**Task description:**
Copy out each line of the material in which the word "предложении" appears.
== The records ==
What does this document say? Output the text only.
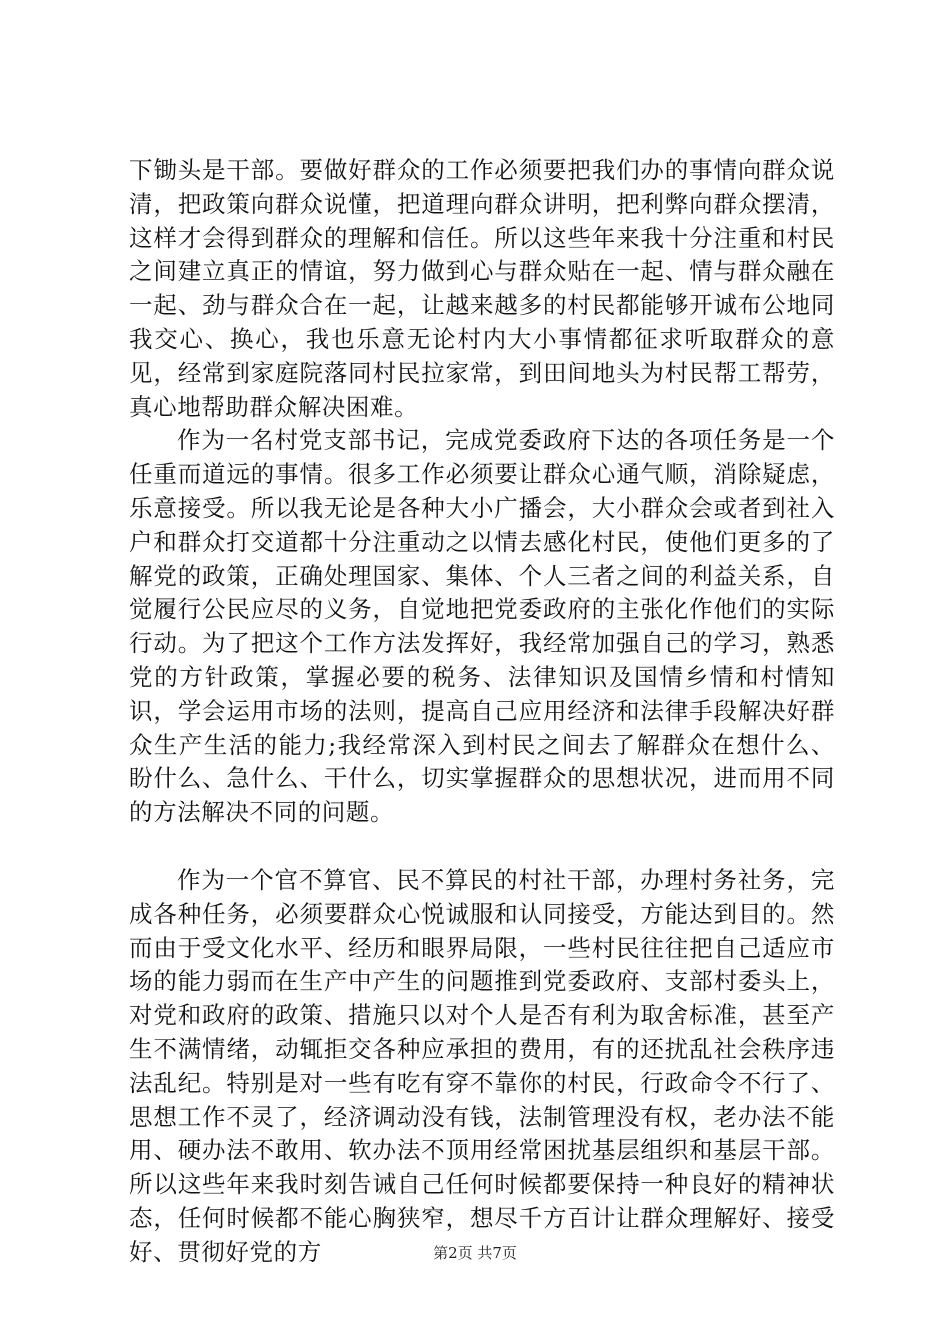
下锄头是干部。要做好群众的工作必须要把我们办的事情向群众说清，把政策向群众说懂，把道理向群众讲明，把利弊向群众摆清，这样才会得到群众的理解和信任。所以这些年来我十分注重和村民之间建立真正的情谊，努力做到心与群众贴在一起、情与群众融在一起、劲与群众合在一起，让越来越多的村民都能够开诚布公地同我交心、换心，我也乐意无论村内大小事情都征求听取群众的意见，经常到家庭院落同村民拉家常，到田间地头为村民帮工帮劳，真心地帮助群众解决困难。

作为一名村党支部书记，完成党委政府下达的各项任务是一个任重而道远的事情。很多工作必须要让群众心通气顺，消除疑虑，乐意接受。所以我无论是各种大小广播会，大小群众会或者到社入户和群众打交道都十分注重动之以情去感化村民，使他们更多的了解党的政策，正确处理国家、集体、个人三者之间的利益关系，自觉履行公民应尽的义务，自觉地把党委政府的主张化作他们的实际行动。为了把这个工作方法发挥好，我经常加强自己的学习，熟悉党的方针政策，掌握必要的税务、法律知识及国情乡情和村情知识，学会运用市场的法则，提高自己应用经济和法律手段解决好群众生产生活的能力;我经常深入到村民之间去了解群众在想什么、盼什么、急什么、干什么，切实掌握群众的思想状况，进而用不同的方法解决不同的问题。

作为一个官不算官、民不算民的村社干部，办理村务社务，完成各种任务，必须要群众心悦诚服和认同接受，方能达到目的。然而由于受文化水平、经历和眼界局限，一些村民往往把自己适应市场的能力弱而在生产中产生的问题推到党委政府、支部村委头上，对党和政府的政策、措施只以对个人是否有利为取舍标准，甚至产生不满情绪，动辄拒交各种应承担的费用，有的还扰乱社会秩序违法乱纪。特别是对一些有吃有穿不靠你的村民，行政命令不行了、思想工作不灵了，经济调动没有钱，法制管理没有权，老办法不能用、硬办法不敢用、软办法不顶用经常困扰基层组织和基层干部。所以这些年来我时刻告诫自己任何时候都要保持一种良好的精神状态，任何时候都不能心胸狭窄，想尽千方百计让群众理解好、接受好、贯彻好党的方	第2页 共7页
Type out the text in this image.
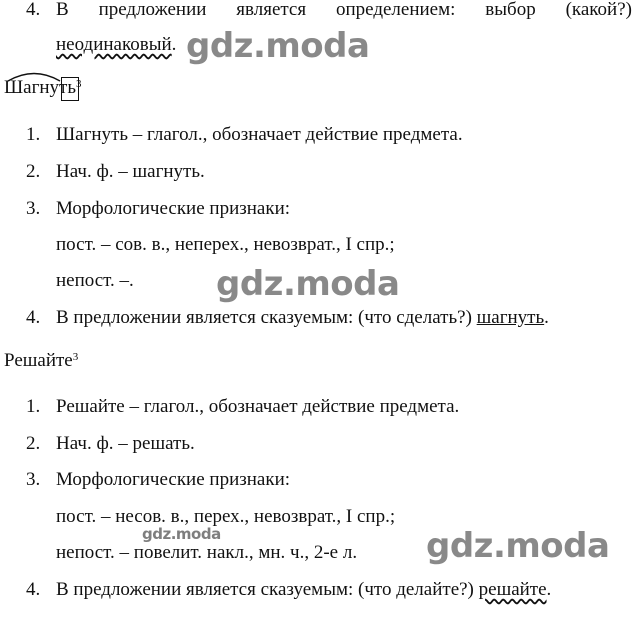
4. В предложении является определением: выбор (какой?)
неодинаковый.
Шагнуть$^3$
1. Шагнуть – глагол., обозначает действие предмета.
2. Нач. ф. – шагнуть.
3. Морфологические признаки:
пост. – сов. в., неперех., невозврат., I спр.;
непост. –.
4. В предложении является сказуемым: (что сделать?) шагнуть.
Решайте$^3$
1. Решайте – глагол., обозначает действие предмета.
2. Нач. ф. – решать.
3. Морфологические признаки:
пост. – несов. в., перех., невозврат., I спр.;
непост. – повелит. накл., мн. ч., 2-е л.
4. В предложении является сказуемым: (что делайте?) решайте.
gdz.moda
gdz.moda
gdz.moda
gdz.moda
===
**Written solution:**
4. В предложении является определением: выбор (какой?)
4. В предложении является сказуемым: (что сделать?) шагнуть.
4. В предложении является сказуемым: (что делайте?) решайте.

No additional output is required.